Mark Peter Davis posted his list of best practices that also includes using LinkedIn’s toolbars. I haven’t used them, so I can’t comment. The LinkedIn blog has posted Guy Kawaski‘s 10 Ways to Use LinkedIn, which is primarily aimed at using LinkedIn as a career tool but still has great insights. And Scott Allen has a massive list of 100+ Smart Ways To Use LinkedIn at his Linked Intelligence blog.
^^^^^^^^
> Things to do
#1 Edit the passage on LinkedIn, starting at "Mark Peter Davis" and ending at "Linked Intelligence blog.", so that "blog" is replaced with "website".
#2 List every person named in the passage on LinkedIn.
#3 Answer these questions from the passage on LinkedIn:
(a) What does Mark Peter Davis's list of best practices also include?
(b) What is Guy Kawaski's piece primarily aimed at?
(c) How many ways to use LinkedIn are in Scott Allen's list?

(Dataset entries)
^^^^^^^^
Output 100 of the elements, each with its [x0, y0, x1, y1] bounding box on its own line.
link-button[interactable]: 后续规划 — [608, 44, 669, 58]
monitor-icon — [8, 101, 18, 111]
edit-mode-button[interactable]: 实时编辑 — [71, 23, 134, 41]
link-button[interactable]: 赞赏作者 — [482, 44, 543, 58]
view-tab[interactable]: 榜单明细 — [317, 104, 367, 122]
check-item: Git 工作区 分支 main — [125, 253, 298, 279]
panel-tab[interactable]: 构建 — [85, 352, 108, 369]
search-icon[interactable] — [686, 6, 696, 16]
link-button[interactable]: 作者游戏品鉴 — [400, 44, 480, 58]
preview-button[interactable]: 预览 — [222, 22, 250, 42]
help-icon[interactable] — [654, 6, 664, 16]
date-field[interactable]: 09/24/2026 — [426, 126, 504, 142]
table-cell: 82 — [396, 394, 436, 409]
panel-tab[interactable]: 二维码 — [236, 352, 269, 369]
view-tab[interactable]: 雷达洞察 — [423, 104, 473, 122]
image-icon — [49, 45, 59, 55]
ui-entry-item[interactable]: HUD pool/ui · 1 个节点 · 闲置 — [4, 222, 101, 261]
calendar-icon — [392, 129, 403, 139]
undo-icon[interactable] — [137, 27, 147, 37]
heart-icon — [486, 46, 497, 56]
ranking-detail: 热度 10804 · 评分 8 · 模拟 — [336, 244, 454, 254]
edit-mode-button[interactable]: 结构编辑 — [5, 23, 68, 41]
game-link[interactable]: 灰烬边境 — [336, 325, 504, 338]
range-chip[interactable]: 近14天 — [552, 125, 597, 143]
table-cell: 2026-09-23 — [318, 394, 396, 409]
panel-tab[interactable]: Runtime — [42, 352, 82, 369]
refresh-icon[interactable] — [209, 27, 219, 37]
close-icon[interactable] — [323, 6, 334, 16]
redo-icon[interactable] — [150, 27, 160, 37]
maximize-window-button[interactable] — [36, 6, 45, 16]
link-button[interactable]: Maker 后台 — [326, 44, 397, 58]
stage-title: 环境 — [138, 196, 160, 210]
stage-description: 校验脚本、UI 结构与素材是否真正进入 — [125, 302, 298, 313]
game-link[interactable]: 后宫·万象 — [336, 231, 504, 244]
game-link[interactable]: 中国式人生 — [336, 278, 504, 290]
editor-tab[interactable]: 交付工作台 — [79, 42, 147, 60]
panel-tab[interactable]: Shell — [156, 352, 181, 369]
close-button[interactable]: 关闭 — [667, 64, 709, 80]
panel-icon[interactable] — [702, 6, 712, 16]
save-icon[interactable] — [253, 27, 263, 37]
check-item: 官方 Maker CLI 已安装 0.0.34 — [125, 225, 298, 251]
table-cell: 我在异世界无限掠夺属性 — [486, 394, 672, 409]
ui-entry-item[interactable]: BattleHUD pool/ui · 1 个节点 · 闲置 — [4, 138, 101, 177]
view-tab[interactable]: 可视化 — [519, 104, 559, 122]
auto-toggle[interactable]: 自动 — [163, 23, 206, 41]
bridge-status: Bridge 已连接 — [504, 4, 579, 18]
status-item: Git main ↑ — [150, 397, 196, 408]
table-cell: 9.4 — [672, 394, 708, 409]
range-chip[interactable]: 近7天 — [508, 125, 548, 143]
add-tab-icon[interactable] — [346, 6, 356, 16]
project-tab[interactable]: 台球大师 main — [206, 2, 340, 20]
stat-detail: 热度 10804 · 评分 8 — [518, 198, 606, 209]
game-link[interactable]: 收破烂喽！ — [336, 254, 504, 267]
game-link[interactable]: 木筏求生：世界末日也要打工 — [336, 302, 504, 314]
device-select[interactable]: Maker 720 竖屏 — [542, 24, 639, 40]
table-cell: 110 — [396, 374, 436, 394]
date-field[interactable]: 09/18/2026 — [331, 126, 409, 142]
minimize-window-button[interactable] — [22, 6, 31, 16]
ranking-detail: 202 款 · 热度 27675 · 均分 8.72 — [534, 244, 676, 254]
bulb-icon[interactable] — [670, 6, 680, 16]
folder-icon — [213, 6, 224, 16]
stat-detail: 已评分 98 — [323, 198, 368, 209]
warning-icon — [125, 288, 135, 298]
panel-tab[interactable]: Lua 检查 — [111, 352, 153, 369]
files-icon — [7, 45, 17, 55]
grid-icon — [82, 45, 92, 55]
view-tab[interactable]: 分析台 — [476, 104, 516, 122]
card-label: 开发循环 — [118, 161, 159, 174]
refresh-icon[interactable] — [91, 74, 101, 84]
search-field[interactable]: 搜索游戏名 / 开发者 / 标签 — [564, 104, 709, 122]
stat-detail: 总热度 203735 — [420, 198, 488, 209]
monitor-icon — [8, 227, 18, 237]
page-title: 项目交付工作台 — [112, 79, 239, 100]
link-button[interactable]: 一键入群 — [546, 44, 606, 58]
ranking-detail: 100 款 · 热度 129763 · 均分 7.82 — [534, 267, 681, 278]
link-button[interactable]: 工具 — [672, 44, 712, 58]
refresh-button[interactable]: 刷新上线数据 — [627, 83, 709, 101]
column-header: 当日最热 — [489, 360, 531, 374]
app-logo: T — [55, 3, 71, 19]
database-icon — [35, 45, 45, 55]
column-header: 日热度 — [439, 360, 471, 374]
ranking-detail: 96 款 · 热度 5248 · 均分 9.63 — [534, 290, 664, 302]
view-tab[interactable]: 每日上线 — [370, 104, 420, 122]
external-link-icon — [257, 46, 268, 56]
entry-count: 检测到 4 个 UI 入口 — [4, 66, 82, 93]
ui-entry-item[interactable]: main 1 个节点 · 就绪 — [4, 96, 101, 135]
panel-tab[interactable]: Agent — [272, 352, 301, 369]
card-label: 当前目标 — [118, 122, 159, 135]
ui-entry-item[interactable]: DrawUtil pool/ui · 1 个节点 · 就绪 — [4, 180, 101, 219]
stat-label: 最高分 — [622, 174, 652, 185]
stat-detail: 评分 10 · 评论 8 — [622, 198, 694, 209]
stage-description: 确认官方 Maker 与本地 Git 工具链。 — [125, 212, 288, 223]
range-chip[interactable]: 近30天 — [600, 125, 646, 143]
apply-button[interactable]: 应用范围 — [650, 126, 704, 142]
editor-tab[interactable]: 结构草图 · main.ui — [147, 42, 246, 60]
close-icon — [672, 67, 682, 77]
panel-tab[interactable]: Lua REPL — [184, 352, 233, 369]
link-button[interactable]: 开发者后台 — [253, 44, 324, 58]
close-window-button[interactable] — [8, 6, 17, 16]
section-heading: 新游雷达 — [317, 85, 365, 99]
^^^^^^^^
> Results
#1
Mark Peter Davis posted his list of best practices that also includes using LinkedIn’s toolbars. I haven’t used them, so I can’t comment. The LinkedIn website has posted Guy Kawaski‘s 10 Ways to Use LinkedIn, which is primarily aimed at using LinkedIn as a career tool but still has great insights. And Scott Allen has a massive list of 100+ Smart Ways To Use LinkedIn at his Linked Intelligence website.

#2
Mark Peter Davis
Guy Kawaski
Scott Allen

#3
(a) Using LinkedIn's toolbars.
(b) Using LinkedIn as a career tool.
(c) 100+.